═════ Listed entries
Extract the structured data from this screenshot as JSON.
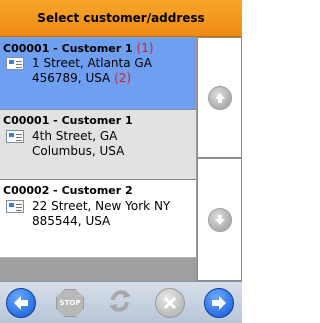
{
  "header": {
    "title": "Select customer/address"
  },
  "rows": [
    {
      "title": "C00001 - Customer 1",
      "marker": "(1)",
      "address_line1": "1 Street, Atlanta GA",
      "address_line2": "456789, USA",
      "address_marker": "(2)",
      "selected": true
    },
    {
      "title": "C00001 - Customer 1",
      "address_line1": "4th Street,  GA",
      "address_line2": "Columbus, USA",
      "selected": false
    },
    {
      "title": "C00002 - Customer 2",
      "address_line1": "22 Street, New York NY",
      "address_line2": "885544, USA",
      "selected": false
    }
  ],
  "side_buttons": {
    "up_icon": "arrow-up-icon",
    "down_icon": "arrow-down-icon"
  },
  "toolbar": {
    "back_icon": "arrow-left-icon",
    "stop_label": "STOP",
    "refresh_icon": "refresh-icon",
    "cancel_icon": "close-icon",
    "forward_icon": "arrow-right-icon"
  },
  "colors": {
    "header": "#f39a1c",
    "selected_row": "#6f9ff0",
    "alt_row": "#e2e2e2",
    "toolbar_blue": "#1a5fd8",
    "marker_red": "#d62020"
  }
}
══════════
__What to work on__: Pictures stay out of the copy; please restate every record above exactly.

__Task answer__:
Extract the structured data from this screenshot as JSON.
{
  "header": {
    "title": "Select customer/address"
  },
  "rows": [
    {
      "title": "C00001 - Customer 1",
      "marker": "(1)",
      "address_line1": "1 Street, Atlanta GA",
      "address_line2": "456789, USA",
      "address_marker": "(2)",
      "selected": true
    },
    {
      "title": "C00001 - Customer 1",
      "address_line1": "4th Street,  GA",
      "address_line2": "Columbus, USA",
      "selected": false
    },
    {
      "title": "C00002 - Customer 2",
      "address_line1": "22 Street, New York NY",
      "address_line2": "885544, USA",
      "selected": false
    }
  ],
  "side_buttons": {
    "up_icon": "arrow-up-icon",
    "down_icon": "arrow-down-icon"
  },
  "toolbar": {
    "back_icon": "arrow-left-icon",
    "stop_label": "STOP",
    "refresh_icon": "refresh-icon",
    "cancel_icon": "close-icon",
    "forward_icon": "arrow-right-icon"
  },
  "colors": {
    "header": "#f39a1c",
    "selected_row": "#6f9ff0",
    "alt_row": "#e2e2e2",
    "toolbar_blue": "#1a5fd8",
    "marker_red": "#d62020"
  }
}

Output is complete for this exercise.